**PROBLEM DESCRIPTION**
Track down every line below that holds "Print" and copy it.

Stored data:
• • • • •

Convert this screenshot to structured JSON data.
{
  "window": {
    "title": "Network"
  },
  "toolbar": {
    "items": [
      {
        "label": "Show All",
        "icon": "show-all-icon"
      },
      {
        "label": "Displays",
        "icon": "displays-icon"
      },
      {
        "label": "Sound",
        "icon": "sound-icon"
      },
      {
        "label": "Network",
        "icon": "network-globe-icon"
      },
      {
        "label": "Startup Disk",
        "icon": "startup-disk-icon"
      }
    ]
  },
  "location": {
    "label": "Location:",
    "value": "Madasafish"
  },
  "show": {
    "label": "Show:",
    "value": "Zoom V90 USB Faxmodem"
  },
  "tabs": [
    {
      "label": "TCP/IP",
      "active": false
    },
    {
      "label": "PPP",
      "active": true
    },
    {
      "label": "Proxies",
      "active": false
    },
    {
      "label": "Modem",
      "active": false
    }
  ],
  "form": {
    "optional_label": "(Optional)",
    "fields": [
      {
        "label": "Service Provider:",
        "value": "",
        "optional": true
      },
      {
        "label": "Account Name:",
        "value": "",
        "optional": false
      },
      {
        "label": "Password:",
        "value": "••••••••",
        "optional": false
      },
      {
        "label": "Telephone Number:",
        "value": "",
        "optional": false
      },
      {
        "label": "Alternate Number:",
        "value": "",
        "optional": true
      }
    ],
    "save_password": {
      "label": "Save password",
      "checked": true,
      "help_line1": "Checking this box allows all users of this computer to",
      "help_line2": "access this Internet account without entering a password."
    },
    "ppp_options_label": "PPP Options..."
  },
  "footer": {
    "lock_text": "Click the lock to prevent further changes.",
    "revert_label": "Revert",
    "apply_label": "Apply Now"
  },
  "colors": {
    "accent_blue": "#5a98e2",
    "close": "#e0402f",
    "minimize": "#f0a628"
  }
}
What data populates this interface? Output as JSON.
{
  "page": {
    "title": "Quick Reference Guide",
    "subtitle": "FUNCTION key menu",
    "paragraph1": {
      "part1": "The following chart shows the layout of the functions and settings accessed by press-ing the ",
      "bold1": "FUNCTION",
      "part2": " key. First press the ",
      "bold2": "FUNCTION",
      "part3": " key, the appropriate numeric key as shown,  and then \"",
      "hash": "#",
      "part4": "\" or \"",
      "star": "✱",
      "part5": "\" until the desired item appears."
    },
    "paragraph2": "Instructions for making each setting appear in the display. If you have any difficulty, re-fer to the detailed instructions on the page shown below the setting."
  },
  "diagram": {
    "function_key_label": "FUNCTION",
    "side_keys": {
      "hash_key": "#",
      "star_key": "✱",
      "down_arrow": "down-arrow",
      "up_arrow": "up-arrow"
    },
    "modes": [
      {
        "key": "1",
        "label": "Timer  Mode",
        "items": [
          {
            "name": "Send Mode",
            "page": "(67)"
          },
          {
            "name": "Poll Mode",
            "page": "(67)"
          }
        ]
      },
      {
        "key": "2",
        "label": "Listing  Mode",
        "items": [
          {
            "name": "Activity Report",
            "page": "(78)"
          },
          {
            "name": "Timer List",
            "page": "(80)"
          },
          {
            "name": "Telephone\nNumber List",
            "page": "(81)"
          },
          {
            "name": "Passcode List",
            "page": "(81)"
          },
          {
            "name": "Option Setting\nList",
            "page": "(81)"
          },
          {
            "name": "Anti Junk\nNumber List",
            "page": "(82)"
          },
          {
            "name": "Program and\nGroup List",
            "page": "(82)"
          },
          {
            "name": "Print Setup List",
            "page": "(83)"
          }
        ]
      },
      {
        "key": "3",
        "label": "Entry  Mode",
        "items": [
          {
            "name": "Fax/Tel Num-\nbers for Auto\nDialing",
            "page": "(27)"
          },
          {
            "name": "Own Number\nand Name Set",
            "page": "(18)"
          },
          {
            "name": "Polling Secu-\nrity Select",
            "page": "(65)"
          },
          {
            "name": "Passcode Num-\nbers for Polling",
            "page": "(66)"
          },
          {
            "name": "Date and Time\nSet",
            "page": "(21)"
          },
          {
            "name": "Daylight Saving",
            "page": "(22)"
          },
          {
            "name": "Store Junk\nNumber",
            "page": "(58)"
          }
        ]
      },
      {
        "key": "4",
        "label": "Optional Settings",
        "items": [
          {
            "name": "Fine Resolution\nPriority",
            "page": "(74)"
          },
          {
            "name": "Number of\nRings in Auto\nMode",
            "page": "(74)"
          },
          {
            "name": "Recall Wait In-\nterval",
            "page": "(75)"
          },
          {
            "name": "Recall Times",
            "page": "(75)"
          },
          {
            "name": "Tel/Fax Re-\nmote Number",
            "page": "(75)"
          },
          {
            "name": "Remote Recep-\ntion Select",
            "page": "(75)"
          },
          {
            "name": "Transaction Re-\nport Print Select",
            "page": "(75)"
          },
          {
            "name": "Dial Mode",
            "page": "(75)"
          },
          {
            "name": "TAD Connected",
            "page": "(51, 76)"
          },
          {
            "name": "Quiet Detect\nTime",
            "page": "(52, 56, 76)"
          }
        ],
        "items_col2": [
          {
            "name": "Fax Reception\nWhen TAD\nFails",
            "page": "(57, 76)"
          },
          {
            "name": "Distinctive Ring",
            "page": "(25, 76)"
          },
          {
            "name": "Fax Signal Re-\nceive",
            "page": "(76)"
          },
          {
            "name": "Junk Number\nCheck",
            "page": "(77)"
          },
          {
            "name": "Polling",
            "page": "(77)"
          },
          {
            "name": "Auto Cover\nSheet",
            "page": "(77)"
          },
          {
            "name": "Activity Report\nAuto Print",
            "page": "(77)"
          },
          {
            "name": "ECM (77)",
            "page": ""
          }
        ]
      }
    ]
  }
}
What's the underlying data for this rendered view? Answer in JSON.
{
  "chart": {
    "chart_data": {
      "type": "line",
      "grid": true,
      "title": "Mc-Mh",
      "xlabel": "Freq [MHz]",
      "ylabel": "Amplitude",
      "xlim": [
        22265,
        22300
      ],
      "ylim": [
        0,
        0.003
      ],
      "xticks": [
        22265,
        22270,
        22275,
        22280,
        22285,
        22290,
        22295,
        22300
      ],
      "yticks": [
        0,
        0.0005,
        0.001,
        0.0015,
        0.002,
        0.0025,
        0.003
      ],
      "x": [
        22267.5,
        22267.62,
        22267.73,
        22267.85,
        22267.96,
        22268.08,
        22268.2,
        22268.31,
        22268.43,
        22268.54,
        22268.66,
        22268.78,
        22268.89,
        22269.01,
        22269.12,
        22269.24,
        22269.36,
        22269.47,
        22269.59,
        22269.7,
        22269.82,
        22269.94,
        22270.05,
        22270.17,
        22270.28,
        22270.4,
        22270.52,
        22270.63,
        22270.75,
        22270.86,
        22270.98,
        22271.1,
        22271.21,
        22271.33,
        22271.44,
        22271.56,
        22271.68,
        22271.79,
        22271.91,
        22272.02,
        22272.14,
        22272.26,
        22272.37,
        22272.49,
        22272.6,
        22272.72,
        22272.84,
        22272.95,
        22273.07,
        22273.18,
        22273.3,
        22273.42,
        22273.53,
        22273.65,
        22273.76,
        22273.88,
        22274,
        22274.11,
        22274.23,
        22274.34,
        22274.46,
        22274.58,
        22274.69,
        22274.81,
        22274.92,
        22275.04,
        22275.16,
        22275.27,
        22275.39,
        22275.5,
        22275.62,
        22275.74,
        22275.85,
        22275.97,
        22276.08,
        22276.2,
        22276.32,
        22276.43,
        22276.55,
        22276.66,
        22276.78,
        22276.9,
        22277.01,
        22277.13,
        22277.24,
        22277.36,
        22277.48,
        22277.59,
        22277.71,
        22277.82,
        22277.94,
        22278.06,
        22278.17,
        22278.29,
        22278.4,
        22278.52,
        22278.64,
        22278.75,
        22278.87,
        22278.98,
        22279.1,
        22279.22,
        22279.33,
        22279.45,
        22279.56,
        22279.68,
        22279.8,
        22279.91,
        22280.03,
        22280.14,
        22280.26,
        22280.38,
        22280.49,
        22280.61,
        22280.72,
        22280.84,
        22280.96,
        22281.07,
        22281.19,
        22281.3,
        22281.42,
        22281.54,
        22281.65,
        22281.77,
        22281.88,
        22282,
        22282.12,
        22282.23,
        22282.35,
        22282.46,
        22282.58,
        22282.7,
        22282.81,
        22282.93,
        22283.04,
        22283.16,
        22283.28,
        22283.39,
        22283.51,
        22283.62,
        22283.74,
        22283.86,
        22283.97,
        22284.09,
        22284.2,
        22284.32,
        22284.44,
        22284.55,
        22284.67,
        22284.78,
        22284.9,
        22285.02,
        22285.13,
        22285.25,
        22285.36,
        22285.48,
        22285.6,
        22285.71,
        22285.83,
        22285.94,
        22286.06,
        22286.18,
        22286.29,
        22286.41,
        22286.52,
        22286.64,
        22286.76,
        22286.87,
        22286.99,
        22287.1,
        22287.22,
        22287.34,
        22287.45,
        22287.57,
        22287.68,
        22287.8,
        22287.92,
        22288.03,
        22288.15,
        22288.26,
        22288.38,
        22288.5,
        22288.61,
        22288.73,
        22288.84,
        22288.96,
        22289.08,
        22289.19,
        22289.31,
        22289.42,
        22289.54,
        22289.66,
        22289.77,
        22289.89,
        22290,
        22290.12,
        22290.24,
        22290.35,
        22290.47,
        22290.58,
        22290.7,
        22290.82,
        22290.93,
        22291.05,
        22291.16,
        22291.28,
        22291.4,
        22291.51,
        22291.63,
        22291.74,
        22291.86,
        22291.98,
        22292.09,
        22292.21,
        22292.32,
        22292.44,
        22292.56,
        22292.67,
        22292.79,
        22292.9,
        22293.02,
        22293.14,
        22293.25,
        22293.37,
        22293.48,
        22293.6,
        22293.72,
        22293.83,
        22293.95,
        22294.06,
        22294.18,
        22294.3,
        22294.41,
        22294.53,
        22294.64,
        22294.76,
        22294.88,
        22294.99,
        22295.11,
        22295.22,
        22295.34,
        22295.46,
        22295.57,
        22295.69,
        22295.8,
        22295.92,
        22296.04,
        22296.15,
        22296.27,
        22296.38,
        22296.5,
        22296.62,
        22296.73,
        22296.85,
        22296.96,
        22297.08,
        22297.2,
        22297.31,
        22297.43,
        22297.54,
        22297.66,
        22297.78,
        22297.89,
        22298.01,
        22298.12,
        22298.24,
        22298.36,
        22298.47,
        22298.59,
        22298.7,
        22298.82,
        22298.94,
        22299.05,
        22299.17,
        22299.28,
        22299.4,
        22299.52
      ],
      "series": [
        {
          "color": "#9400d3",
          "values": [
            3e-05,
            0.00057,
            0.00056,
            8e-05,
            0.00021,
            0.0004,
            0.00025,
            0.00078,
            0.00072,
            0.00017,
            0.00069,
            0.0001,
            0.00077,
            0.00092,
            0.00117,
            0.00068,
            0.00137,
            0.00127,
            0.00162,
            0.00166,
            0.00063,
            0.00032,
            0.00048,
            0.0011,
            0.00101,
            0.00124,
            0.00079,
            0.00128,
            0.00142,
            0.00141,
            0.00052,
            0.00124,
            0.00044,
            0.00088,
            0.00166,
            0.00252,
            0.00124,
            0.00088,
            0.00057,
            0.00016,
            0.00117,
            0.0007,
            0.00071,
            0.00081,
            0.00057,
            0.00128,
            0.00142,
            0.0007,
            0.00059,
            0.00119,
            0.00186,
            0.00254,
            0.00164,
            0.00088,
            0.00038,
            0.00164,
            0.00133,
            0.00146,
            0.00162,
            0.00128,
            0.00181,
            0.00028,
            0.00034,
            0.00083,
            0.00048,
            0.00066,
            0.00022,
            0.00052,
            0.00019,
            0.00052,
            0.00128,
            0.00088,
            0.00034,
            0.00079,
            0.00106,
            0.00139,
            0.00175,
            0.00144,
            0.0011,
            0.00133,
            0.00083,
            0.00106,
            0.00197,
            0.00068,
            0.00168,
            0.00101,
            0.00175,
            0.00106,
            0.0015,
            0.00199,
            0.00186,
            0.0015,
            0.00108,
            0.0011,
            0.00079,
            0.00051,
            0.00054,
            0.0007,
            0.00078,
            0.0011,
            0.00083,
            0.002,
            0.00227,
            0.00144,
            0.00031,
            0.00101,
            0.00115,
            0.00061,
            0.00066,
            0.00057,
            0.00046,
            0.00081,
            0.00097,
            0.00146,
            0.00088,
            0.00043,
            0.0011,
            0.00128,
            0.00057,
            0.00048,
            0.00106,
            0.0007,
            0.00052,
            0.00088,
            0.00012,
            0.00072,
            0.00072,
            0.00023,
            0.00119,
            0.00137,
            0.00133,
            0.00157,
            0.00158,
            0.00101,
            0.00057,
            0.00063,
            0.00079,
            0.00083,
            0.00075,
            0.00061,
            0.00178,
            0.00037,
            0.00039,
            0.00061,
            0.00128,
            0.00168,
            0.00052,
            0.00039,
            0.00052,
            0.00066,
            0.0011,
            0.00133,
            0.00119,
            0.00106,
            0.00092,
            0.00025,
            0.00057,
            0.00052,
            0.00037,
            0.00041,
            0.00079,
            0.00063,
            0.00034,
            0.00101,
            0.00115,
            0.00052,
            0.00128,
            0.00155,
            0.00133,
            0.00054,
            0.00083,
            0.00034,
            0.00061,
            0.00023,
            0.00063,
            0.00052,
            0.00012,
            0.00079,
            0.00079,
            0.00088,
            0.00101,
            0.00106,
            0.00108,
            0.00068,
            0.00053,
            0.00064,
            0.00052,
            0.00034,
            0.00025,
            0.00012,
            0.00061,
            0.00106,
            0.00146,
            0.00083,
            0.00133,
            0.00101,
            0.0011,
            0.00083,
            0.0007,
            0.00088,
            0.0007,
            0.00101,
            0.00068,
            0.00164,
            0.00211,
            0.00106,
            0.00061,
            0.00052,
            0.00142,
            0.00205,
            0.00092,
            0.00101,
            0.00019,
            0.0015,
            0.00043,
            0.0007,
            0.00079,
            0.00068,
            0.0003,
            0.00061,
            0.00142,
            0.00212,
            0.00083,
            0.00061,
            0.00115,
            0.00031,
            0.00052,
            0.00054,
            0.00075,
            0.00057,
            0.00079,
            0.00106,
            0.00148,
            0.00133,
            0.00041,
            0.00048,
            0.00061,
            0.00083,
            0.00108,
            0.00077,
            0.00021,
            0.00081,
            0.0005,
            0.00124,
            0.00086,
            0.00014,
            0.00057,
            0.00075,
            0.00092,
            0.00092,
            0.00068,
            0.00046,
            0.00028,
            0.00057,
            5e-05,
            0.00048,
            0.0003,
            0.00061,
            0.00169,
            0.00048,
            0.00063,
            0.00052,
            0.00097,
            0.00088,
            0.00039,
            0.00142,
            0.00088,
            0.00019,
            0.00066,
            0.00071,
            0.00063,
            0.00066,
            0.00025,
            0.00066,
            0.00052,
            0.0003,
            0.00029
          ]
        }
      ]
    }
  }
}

• • • • •

**FINAL RESULT**
            "name": "Print Setup List",
            "name": "Transaction Re-\nport Print Select",
            "name": "Activity Report\nAuto Print",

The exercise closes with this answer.